**Records provided**

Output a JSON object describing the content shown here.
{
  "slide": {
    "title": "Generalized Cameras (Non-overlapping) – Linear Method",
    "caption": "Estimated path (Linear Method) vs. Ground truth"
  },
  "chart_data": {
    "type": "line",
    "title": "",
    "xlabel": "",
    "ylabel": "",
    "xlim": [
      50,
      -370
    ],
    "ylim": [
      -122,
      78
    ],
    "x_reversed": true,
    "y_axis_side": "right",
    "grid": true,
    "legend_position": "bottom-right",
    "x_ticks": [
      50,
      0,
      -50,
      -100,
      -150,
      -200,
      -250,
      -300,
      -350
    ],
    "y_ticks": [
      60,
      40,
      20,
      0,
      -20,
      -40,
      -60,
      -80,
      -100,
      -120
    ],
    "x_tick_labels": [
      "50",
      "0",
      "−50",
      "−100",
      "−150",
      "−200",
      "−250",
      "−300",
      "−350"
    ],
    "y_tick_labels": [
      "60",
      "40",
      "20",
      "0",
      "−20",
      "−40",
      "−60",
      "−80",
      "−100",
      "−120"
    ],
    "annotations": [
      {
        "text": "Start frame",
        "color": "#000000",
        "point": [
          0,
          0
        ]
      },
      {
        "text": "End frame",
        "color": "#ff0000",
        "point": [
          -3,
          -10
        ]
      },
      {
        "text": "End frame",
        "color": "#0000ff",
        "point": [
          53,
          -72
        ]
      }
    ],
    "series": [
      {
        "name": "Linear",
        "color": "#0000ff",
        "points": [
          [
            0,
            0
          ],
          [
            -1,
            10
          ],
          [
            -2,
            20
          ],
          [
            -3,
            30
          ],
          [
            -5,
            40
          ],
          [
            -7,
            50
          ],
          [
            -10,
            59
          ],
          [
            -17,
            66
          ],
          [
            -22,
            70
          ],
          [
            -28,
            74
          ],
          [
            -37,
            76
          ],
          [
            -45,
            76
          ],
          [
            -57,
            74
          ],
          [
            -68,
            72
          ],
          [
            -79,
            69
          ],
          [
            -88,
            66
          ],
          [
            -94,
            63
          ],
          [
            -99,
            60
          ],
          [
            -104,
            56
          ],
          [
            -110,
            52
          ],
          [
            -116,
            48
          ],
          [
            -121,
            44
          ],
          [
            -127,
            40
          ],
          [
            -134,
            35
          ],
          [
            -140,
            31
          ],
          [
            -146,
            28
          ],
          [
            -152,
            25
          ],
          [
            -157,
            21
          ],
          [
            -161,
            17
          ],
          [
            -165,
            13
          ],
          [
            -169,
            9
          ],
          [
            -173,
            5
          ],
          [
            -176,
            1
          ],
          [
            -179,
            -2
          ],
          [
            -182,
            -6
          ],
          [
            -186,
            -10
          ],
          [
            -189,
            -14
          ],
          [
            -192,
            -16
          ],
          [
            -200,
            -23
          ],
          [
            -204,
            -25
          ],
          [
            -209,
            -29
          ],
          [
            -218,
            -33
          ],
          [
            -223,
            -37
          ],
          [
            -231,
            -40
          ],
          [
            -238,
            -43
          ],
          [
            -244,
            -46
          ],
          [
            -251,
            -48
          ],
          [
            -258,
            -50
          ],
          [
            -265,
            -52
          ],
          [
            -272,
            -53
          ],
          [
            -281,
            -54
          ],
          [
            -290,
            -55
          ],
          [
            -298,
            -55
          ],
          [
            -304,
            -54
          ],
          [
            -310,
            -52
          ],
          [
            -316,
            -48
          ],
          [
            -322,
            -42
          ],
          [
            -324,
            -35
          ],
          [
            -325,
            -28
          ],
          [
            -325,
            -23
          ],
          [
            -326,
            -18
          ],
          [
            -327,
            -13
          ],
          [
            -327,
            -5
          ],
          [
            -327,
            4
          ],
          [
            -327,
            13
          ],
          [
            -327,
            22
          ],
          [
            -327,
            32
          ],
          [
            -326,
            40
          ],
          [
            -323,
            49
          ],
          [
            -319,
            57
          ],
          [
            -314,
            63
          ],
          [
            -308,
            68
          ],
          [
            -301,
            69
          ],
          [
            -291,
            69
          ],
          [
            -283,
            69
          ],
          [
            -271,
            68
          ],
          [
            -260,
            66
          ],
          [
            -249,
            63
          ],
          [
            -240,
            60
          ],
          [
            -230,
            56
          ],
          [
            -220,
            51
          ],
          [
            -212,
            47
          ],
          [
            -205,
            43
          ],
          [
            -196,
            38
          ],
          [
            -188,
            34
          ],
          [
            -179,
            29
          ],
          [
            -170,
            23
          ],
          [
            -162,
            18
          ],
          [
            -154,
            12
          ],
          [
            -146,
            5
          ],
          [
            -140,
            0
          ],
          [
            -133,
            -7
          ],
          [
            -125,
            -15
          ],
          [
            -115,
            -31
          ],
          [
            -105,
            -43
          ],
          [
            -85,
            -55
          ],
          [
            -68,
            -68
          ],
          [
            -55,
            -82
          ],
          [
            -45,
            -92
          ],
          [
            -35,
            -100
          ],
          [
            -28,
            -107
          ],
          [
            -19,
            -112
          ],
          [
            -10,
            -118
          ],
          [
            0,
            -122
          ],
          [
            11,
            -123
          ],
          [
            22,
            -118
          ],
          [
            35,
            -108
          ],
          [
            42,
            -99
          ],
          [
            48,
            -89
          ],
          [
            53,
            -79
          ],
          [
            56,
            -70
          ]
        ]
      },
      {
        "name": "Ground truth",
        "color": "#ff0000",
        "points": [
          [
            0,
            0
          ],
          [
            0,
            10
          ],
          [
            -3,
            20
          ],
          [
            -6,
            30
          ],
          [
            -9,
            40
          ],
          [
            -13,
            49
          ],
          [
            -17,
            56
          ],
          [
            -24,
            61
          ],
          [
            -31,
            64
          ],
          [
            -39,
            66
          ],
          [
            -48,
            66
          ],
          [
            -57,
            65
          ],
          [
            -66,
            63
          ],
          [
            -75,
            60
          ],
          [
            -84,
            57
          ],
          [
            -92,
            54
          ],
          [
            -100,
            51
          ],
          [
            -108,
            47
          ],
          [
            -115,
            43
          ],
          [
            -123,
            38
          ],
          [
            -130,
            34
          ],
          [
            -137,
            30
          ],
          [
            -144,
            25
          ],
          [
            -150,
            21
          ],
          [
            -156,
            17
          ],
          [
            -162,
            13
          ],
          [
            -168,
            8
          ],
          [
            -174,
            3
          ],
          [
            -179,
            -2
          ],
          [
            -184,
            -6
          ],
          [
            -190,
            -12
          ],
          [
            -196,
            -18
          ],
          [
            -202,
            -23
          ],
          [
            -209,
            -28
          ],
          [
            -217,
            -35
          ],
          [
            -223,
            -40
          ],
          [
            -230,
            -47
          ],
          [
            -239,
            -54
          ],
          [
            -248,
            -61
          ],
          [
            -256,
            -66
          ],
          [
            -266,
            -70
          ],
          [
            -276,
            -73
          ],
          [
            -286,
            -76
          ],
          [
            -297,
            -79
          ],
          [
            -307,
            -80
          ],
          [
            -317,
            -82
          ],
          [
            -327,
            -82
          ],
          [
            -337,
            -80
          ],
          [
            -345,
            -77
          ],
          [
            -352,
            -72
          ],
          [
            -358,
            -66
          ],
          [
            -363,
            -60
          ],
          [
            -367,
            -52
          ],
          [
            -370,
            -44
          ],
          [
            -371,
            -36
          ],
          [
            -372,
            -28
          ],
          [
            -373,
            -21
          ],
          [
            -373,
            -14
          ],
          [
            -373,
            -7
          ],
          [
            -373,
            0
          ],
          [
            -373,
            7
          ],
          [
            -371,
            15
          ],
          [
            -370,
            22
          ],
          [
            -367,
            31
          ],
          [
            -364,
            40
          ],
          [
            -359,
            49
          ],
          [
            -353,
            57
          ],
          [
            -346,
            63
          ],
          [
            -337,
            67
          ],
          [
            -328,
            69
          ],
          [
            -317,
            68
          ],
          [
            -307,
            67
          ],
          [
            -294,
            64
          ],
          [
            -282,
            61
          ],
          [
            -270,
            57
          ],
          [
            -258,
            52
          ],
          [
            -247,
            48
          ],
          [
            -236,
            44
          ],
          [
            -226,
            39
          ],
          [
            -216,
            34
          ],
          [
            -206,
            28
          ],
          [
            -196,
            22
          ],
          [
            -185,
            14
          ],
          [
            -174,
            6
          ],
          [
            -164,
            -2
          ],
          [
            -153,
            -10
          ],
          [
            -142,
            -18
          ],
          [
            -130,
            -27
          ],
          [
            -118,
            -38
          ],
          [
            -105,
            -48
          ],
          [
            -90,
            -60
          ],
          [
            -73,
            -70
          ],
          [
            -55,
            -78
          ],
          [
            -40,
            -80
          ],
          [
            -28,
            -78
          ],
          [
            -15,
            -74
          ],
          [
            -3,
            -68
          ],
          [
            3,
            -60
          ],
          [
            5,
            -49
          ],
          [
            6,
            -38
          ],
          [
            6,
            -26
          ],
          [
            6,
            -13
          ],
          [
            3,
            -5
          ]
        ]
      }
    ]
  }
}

**Directive**
In the records above, find each line holding "title" and copy it.

**Output**
    "title": "Generalized Cameras (Non-overlapping) – Linear Method",
    "title": "",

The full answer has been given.